[Items from a figure collection]
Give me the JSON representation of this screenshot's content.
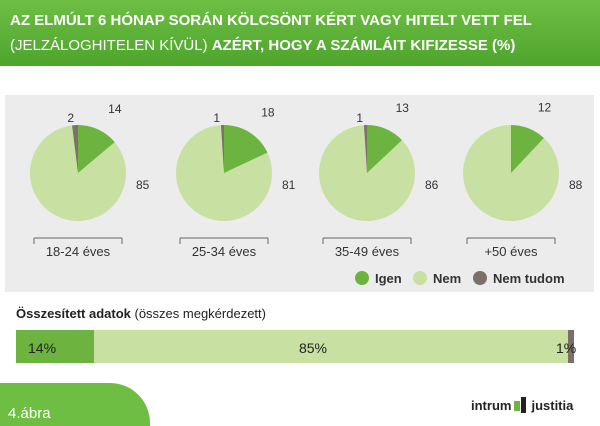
{
  "header": {
    "line1": "AZ ELMÚLT 6 HÓNAP SORÁN KÖLCSÖNT KÉRT VAGY HITELT VETT FEL",
    "line2_part1": "(JELZÁLOGHITELEN KÍVÜL) ",
    "line2_part2": "AZÉRT, HOGY A SZÁMLÁIT KIFIZESSE   (%)"
  },
  "colors": {
    "igen": "#6cb33f",
    "nem": "#c8e0a2",
    "nem_tudom": "#7d7068",
    "header": "#5db236"
  },
  "chart_data": [
    {
      "type": "pie",
      "groups": [
        {
          "label": "18-24 éves",
          "igen": 14,
          "nem": 85,
          "nem_tudom": 2
        },
        {
          "label": "25-34 éves",
          "igen": 18,
          "nem": 81,
          "nem_tudom": 1
        },
        {
          "label": "35-49 éves",
          "igen": 13,
          "nem": 86,
          "nem_tudom": 1
        },
        {
          "label": "+50 éves",
          "igen": 12,
          "nem": 88,
          "nem_tudom": null
        }
      ],
      "legend": [
        "Igen",
        "Nem",
        "Nem tudom"
      ]
    },
    {
      "type": "bar",
      "title_bold": "Összesített adatok",
      "title_rest": " (összes megkérdezett)",
      "segments": [
        {
          "label": "14%",
          "value": 14
        },
        {
          "label": "85%",
          "value": 85
        },
        {
          "label": "1%",
          "value": 1
        }
      ]
    }
  ],
  "footer": {
    "figure_label": "4.ábra",
    "logo_left": "intrum",
    "logo_right": "justitia"
  }
}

# Given request
Pictures stay out; reproduce every line of the records exactly.

# Answer to this exercise
Give me the JSON representation of this screenshot's content.
{
  "header": {
    "line1": "AZ ELMÚLT 6 HÓNAP SORÁN KÖLCSÖNT KÉRT VAGY HITELT VETT FEL",
    "line2_part1": "(JELZÁLOGHITELEN KÍVÜL) ",
    "line2_part2": "AZÉRT, HOGY A SZÁMLÁIT KIFIZESSE   (%)"
  },
  "colors": {
    "igen": "#6cb33f",
    "nem": "#c8e0a2",
    "nem_tudom": "#7d7068",
    "header": "#5db236"
  },
  "chart_data": [
    {
      "type": "pie",
      "groups": [
        {
          "label": "18-24 éves",
          "igen": 14,
          "nem": 85,
          "nem_tudom": 2
        },
        {
          "label": "25-34 éves",
          "igen": 18,
          "nem": 81,
          "nem_tudom": 1
        },
        {
          "label": "35-49 éves",
          "igen": 13,
          "nem": 86,
          "nem_tudom": 1
        },
        {
          "label": "+50 éves",
          "igen": 12,
          "nem": 88,
          "nem_tudom": null
        }
      ],
      "legend": [
        "Igen",
        "Nem",
        "Nem tudom"
      ]
    },
    {
      "type": "bar",
      "title_bold": "Összesített adatok",
      "title_rest": " (összes megkérdezett)",
      "segments": [
        {
          "label": "14%",
          "value": 14
        },
        {
          "label": "85%",
          "value": 85
        },
        {
          "label": "1%",
          "value": 1
        }
      ]
    }
  ],
  "footer": {
    "figure_label": "4.ábra",
    "logo_left": "intrum",
    "logo_right": "justitia"
  }
}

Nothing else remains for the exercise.